[PROVIDED INFORMATION start]

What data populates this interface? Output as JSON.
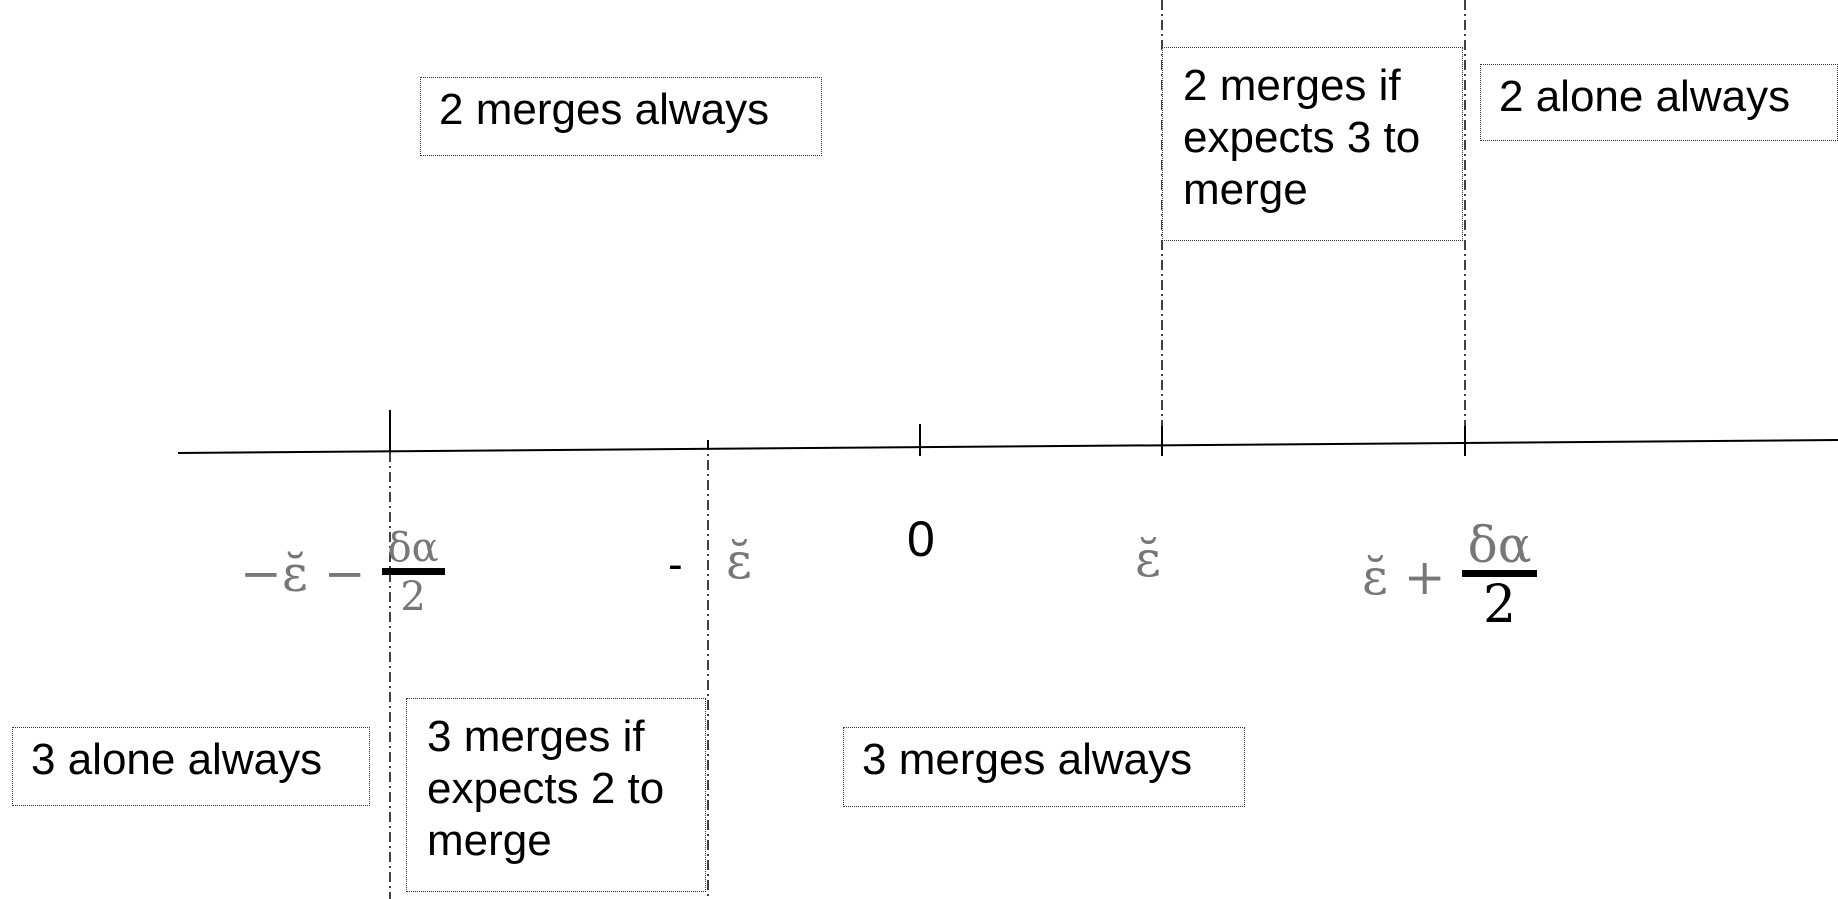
{
  "regions": {
    "r1": "2 merges always",
    "r2": "2 merges if expects 3 to merge",
    "r3": "2 alone always",
    "r4": "3 alone always",
    "r5": "3 merges if expects 2 to merge",
    "r6": "3 merges always"
  },
  "axis_labels": {
    "minus_eps_minus_half": {
      "lead": "−ε̆ −",
      "num": "δα",
      "den": "2"
    },
    "minus_sign": "-",
    "minus_eps": "ε̆",
    "zero": "0",
    "eps": "ε̆",
    "eps_plus_half": {
      "lead": "ε̆ +",
      "num": "δα",
      "den": "2"
    }
  },
  "colors": {
    "line": "#000000",
    "box_border": "#333333",
    "math_text": "#777777"
  }
}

[PROVIDED INFORMATION end]

● YOUR TASK: Collect each line of the entries that has the word "always", copying it in full.

● WRITTEN RESPONSE:
    "r1": "2 merges always",
    "r3": "2 alone always",
    "r4": "3 alone always",
    "r6": "3 merges always"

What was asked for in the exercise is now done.